▶ **What you will do**
Take the lines from the one with "Parse this screenshot: output" to the end of the listing, both ends included, and quote them exactly, leaving pictures out.

------------------------------------

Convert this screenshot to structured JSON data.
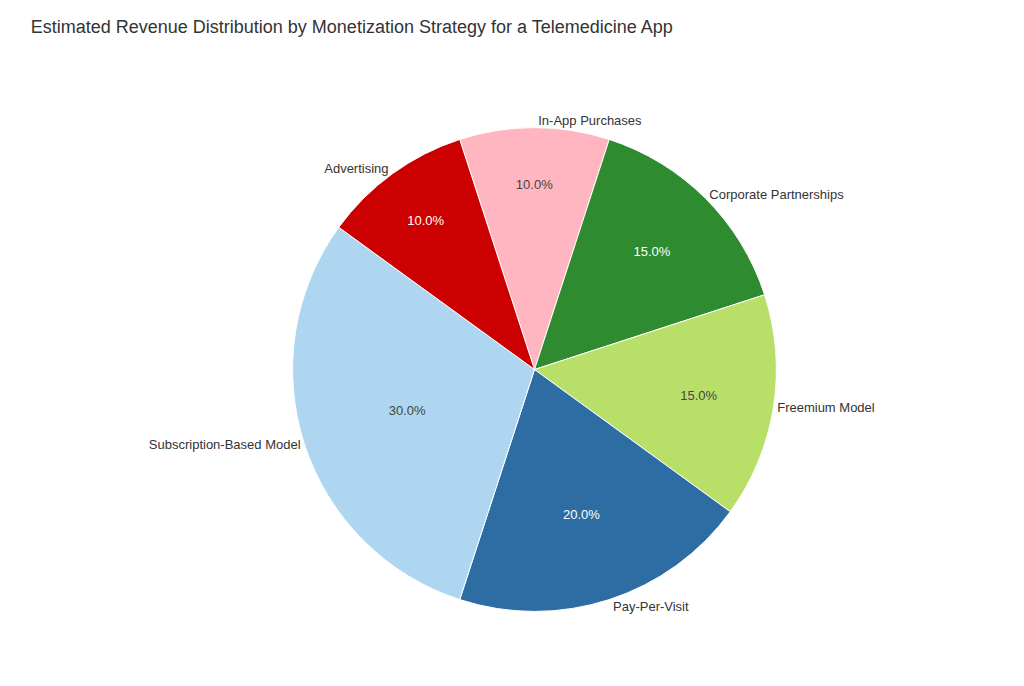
{
  "chart_data": {
    "type": "pie",
    "title": "Estimated Revenue Distribution by Monetization Strategy for a Telemedicine App",
    "categories": [
      "In-App Purchases",
      "Corporate Partnerships",
      "Freemium Model",
      "Pay-Per-Visit",
      "Subscription-Based Model",
      "Advertising"
    ],
    "values": [
      10.0,
      15.0,
      15.0,
      20.0,
      30.0,
      10.0
    ],
    "value_labels": [
      "10.0%",
      "15.0%",
      "15.0%",
      "20.0%",
      "30.0%",
      "10.0%"
    ],
    "colors": [
      "#FFB6C1",
      "#2E8B30",
      "#B8E068",
      "#2E6DA4",
      "#AED6F1",
      "#CC0000"
    ],
    "data_labels": true
  }
}
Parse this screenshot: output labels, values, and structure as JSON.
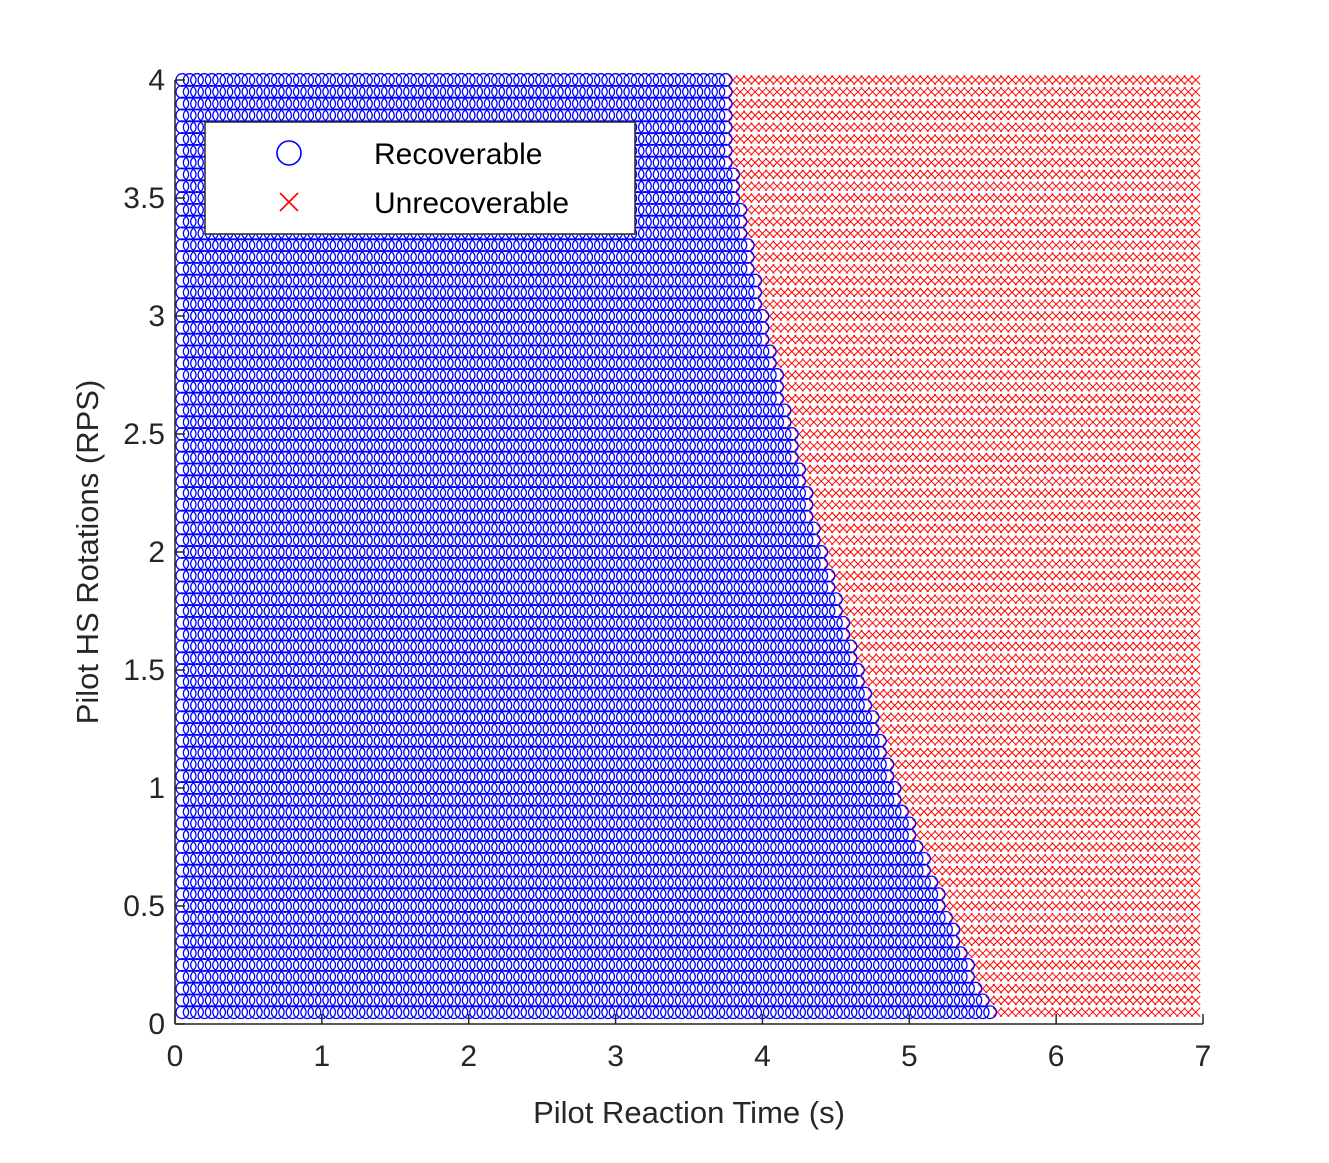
{
  "chart_data": {
    "type": "scatter",
    "title": "",
    "xlabel": "Pilot Reaction Time (s)",
    "ylabel": "Pilot HS Rotations (RPS)",
    "xlim": [
      0,
      7
    ],
    "ylim": [
      0,
      4
    ],
    "xticks": [
      "0",
      "1",
      "2",
      "3",
      "4",
      "5",
      "6",
      "7"
    ],
    "yticks": [
      "0",
      "0.5",
      "1",
      "1.5",
      "2",
      "2.5",
      "3",
      "3.5",
      "4"
    ],
    "grid": false,
    "legend_position": "top-left",
    "grid_x": {
      "start": 0.05,
      "end": 6.95,
      "step": 0.05
    },
    "grid_y": {
      "start": 0.05,
      "end": 4.0,
      "step": 0.05
    },
    "boundary": {
      "description": "Largest recoverable reaction time per rotation rate (piecewise linear); points with reaction time above the boundary are unrecoverable",
      "rps": [
        0.05,
        1.0,
        2.0,
        3.0,
        3.75,
        4.0
      ],
      "reaction_time": [
        5.55,
        4.9,
        4.4,
        4.0,
        3.75,
        3.75
      ]
    },
    "series": [
      {
        "name": "Recoverable",
        "marker": "circle",
        "color": "#0000ff"
      },
      {
        "name": "Unrecoverable",
        "marker": "x",
        "color": "#ff0000"
      }
    ]
  }
}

------------------------------------

▶ **Result of this exercise**
Parse this screenshot: output labels, values, and structure as JSON.
{
  "chart_data": {
    "type": "scatter",
    "title": "",
    "xlabel": "Pilot Reaction Time (s)",
    "ylabel": "Pilot HS Rotations (RPS)",
    "xlim": [
      0,
      7
    ],
    "ylim": [
      0,
      4
    ],
    "xticks": [
      "0",
      "1",
      "2",
      "3",
      "4",
      "5",
      "6",
      "7"
    ],
    "yticks": [
      "0",
      "0.5",
      "1",
      "1.5",
      "2",
      "2.5",
      "3",
      "3.5",
      "4"
    ],
    "grid": false,
    "legend_position": "top-left",
    "grid_x": {
      "start": 0.05,
      "end": 6.95,
      "step": 0.05
    },
    "grid_y": {
      "start": 0.05,
      "end": 4.0,
      "step": 0.05
    },
    "boundary": {
      "description": "Largest recoverable reaction time per rotation rate (piecewise linear); points with reaction time above the boundary are unrecoverable",
      "rps": [
        0.05,
        1.0,
        2.0,
        3.0,
        3.75,
        4.0
      ],
      "reaction_time": [
        5.55,
        4.9,
        4.4,
        4.0,
        3.75,
        3.75
      ]
    },
    "series": [
      {
        "name": "Recoverable",
        "marker": "circle",
        "color": "#0000ff"
      },
      {
        "name": "Unrecoverable",
        "marker": "x",
        "color": "#ff0000"
      }
    ]
  }
}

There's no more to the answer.